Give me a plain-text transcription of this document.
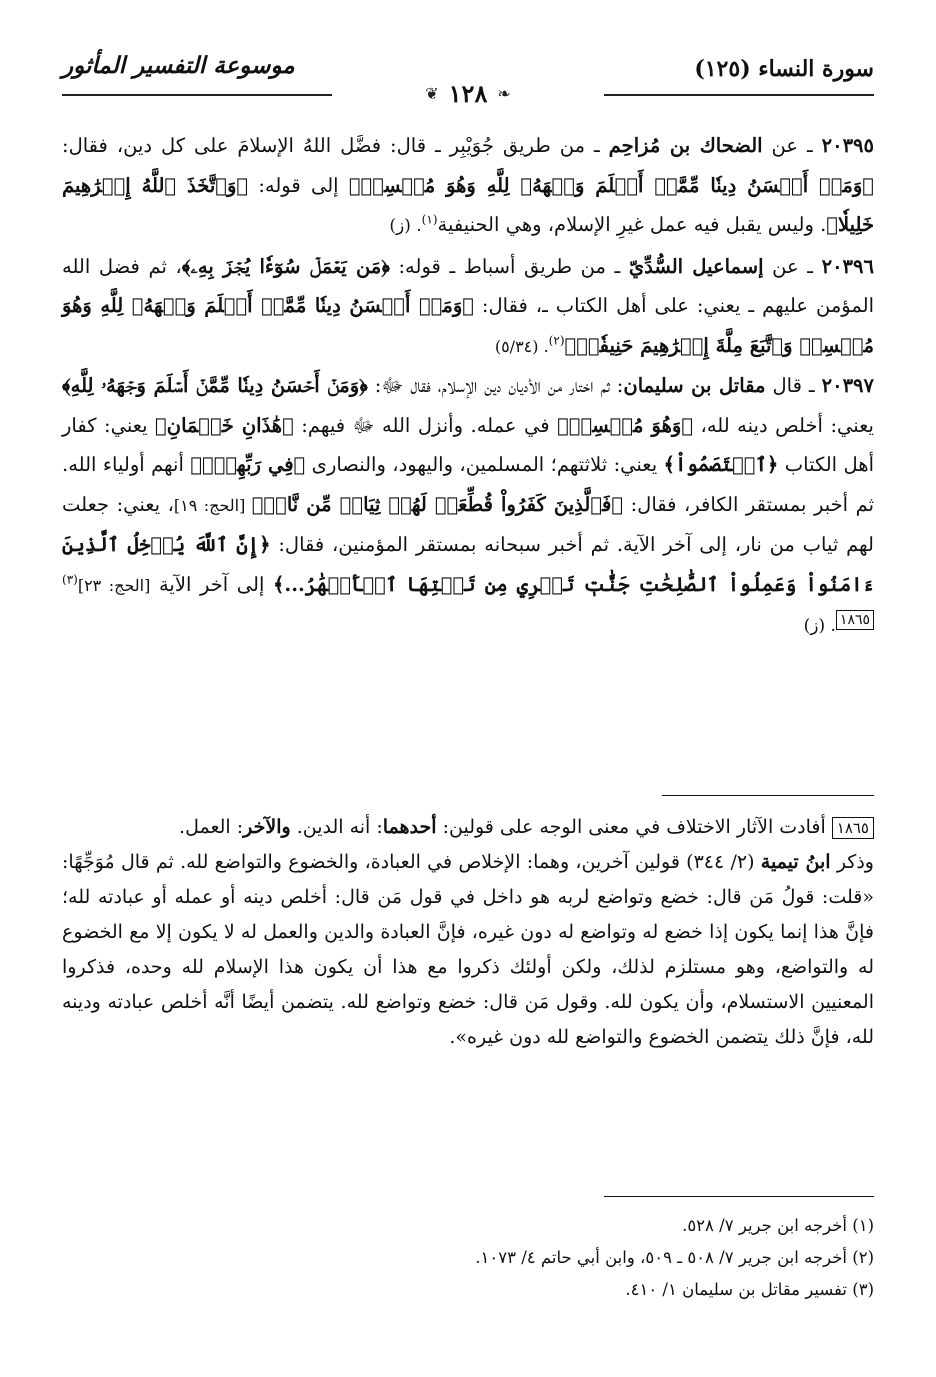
سورة النساء (١٢٥)
موسوعة التفسير المأثور
❦ ١٢٨ ❧

٢٠٣٩٥ ـ عن الضحاك بن مُزاحِم ـ من طريق جُوَيْبِر ـ قال: فضَّل اللهُ الإسلامَ على كل دين، فقال: ﴿وَمَنۡ أَحۡسَنُ دِينٗا مِّمَّنۡ أَسۡلَمَ وَجۡهَهُۥ لِلَّهِ وَهُوَ مُحۡسِنٞ﴾ إلى قوله: ﴿وَٱتَّخَذَ ٱللَّهُ إِبۡرَٰهِيمَ خَلِيلٗا﴾. وليس يقبل فيه عمل غيرِ الإسلام، وهي الحنيفية$^{(١)}$. (ز)

٢٠٣٩٦ ـ عن إسماعيل السُّدِّيّ ـ من طريق أسباط ـ قوله: ﴿مَن يَعۡمَلۡ سُوٓءٗا يُجۡزَ بِهِۦ﴾، ثم فضل الله المؤمن عليهم ـ يعني: على أهل الكتاب ـ، فقال: ﴿وَمَنۡ أَحۡسَنُ دِينٗا مِّمَّنۡ أَسۡلَمَ وَجۡهَهُۥ لِلَّهِ وَهُوَ مُحۡسِنٞ وَٱتَّبَعَ مِلَّةَ إِبۡرَٰهِيمَ حَنِيفٗاۗ﴾$^{(٢)}$. (٥/٣٤)

٢٠٣٩٧ ـ قال مقاتل بن سليمان: ثم اختار من الأديان دين الإسلام، فقال ﷻ: ﴿وَمَنۡ أَحۡسَنُ دِينٗا مِّمَّنۡ أَسۡلَمَ وَجۡهَهُۥ لِلَّهِ﴾ يعني: أخلص دينه لله، ﴿وَهُوَ مُحۡسِنٞ﴾ في عمله. وأنزل الله ﷻ فيهم: ﴿هَٰذَانِ خَصۡمَانِ﴾ يعني: كفار أهل الكتاب ﴿ٱخۡتَصَمُواْ﴾ يعني: ثلاثتهم؛ المسلمين، واليهود، والنصارى ﴿فِي رَبِّهِمۡۖ﴾ أنهم أولياء الله. ثم أخبر بمستقر الكافر، فقال: ﴿فَٱلَّذِينَ كَفَرُواْ قُطِّعَتۡ لَهُمۡ ثِيَابٞ مِّن نَّارٖ﴾ [الحج: ١٩]، يعني: جعلت لهم ثياب من نار، إلى آخر الآية. ثم أخبر سبحانه بمستقر المؤمنين، فقال: ﴿إِنَّ ٱللَّهَ يُدۡخِلُ ٱلَّذِينَ ءَامَنُواْ وَعَمِلُواْ ٱلصَّٰلِحَٰتِ جَنَّٰتٖ تَجۡرِي مِن تَحۡتِهَا ٱلۡأَنۡهَٰرُ...﴾ إلى آخر الآية [الحج: ٢٣]$^{(٣)}$١٨٦٥. (ز)

١٨٦٥أفادت الآثار الاختلاف في معنى الوجه على قولين: أحدهما: أنه الدين. والآخر: العمل.

وذكر ابنُ تيمية (٢/ ٣٤٤) قولين آخرين، وهما: الإخلاص في العبادة، والخضوع والتواضع لله. ثم قال مُوَجِّهًا: «قلت: قولُ مَن قال: خضع وتواضع لربه هو داخل في قول مَن قال: أخلص دينه أو عمله أو عبادته لله؛ فإنَّ هذا إنما يكون إذا خضع له وتواضع له دون غيره، فإنَّ العبادة والدين والعمل له لا يكون إلا مع الخضوع له والتواضع، وهو مستلزم لذلك، ولكن أولئك ذكروا مع هذا أن يكون هذا الإسلام لله وحده، فذكروا المعنيين الاستسلام، وأن يكون لله. وقول مَن قال: خضع وتواضع لله. يتضمن أيضًا أنَّه أخلص عبادته ودينه لله، فإنَّ ذلك يتضمن الخضوع والتواضع لله دون غيره».

(١) أخرجه ابن جرير ٧/ ٥٢٨.

(٢) أخرجه ابن جرير ٧/ ٥٠٨ ـ ٥٠٩، وابن أبي حاتم ٤/ ١٠٧٣.

(٣) تفسير مقاتل بن سليمان ١/ ٤١٠.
◆ ◆ ◆
_WHAT THIS TASK INVOLVES_
Copy each line exactly, and leave the pictures out of your copy.

_SOLUTION FOR THIS PROBLEM_
Give me a plain-text transcription of this document.
سورة النساء (١٢٥)
موسوعة التفسير المأثور
❦ ١٢٨ ❧

٢٠٣٩٥ ـ عن الضحاك بن مُزاحِم ـ من طريق جُوَيْبِر ـ قال: فضَّل اللهُ الإسلامَ على كل دين، فقال: ﴿وَمَنۡ أَحۡسَنُ دِينٗا مِّمَّنۡ أَسۡلَمَ وَجۡهَهُۥ لِلَّهِ وَهُوَ مُحۡسِنٞ﴾ إلى قوله: ﴿وَٱتَّخَذَ ٱللَّهُ إِبۡرَٰهِيمَ خَلِيلٗا﴾. وليس يقبل فيه عمل غيرِ الإسلام، وهي الحنيفية$^{(١)}$. (ز)

٢٠٣٩٦ ـ عن إسماعيل السُّدِّيّ ـ من طريق أسباط ـ قوله: ﴿مَن يَعۡمَلۡ سُوٓءٗا يُجۡزَ بِهِۦ﴾، ثم فضل الله المؤمن عليهم ـ يعني: على أهل الكتاب ـ، فقال: ﴿وَمَنۡ أَحۡسَنُ دِينٗا مِّمَّنۡ أَسۡلَمَ وَجۡهَهُۥ لِلَّهِ وَهُوَ مُحۡسِنٞ وَٱتَّبَعَ مِلَّةَ إِبۡرَٰهِيمَ حَنِيفٗاۗ﴾$^{(٢)}$. (٥/٣٤)

٢٠٣٩٧ ـ قال مقاتل بن سليمان: ثم اختار من الأديان دين الإسلام، فقال ﷻ: ﴿وَمَنۡ أَحۡسَنُ دِينٗا مِّمَّنۡ أَسۡلَمَ وَجۡهَهُۥ لِلَّهِ﴾ يعني: أخلص دينه لله، ﴿وَهُوَ مُحۡسِنٞ﴾ في عمله. وأنزل الله ﷻ فيهم: ﴿هَٰذَانِ خَصۡمَانِ﴾ يعني: كفار أهل الكتاب ﴿ٱخۡتَصَمُواْ﴾ يعني: ثلاثتهم؛ المسلمين، واليهود، والنصارى ﴿فِي رَبِّهِمۡۖ﴾ أنهم أولياء الله. ثم أخبر بمستقر الكافر، فقال: ﴿فَٱلَّذِينَ كَفَرُواْ قُطِّعَتۡ لَهُمۡ ثِيَابٞ مِّن نَّارٖ﴾ [الحج: ١٩]، يعني: جعلت لهم ثياب من نار، إلى آخر الآية. ثم أخبر سبحانه بمستقر المؤمنين، فقال: ﴿إِنَّ ٱللَّهَ يُدۡخِلُ ٱلَّذِينَ ءَامَنُواْ وَعَمِلُواْ ٱلصَّٰلِحَٰتِ جَنَّٰتٖ تَجۡرِي مِن تَحۡتِهَا ٱلۡأَنۡهَٰرُ...﴾ إلى آخر الآية [الحج: ٢٣]$^{(٣)}$١٨٦٥. (ز)

١٨٦٥أفادت الآثار الاختلاف في معنى الوجه على قولين: أحدهما: أنه الدين. والآخر: العمل.

وذكر ابنُ تيمية (٢/ ٣٤٤) قولين آخرين، وهما: الإخلاص في العبادة، والخضوع والتواضع لله. ثم قال مُوَجِّهًا: «قلت: قولُ مَن قال: خضع وتواضع لربه هو داخل في قول مَن قال: أخلص دينه أو عمله أو عبادته لله؛ فإنَّ هذا إنما يكون إذا خضع له وتواضع له دون غيره، فإنَّ العبادة والدين والعمل له لا يكون إلا مع الخضوع له والتواضع، وهو مستلزم لذلك، ولكن أولئك ذكروا مع هذا أن يكون هذا الإسلام لله وحده، فذكروا المعنيين الاستسلام، وأن يكون لله. وقول مَن قال: خضع وتواضع لله. يتضمن أيضًا أنَّه أخلص عبادته ودينه لله، فإنَّ ذلك يتضمن الخضوع والتواضع لله دون غيره».

(١) أخرجه ابن جرير ٧/ ٥٢٨.

(٢) أخرجه ابن جرير ٧/ ٥٠٨ ـ ٥٠٩، وابن أبي حاتم ٤/ ١٠٧٣.

(٣) تفسير مقاتل بن سليمان ١/ ٤١٠.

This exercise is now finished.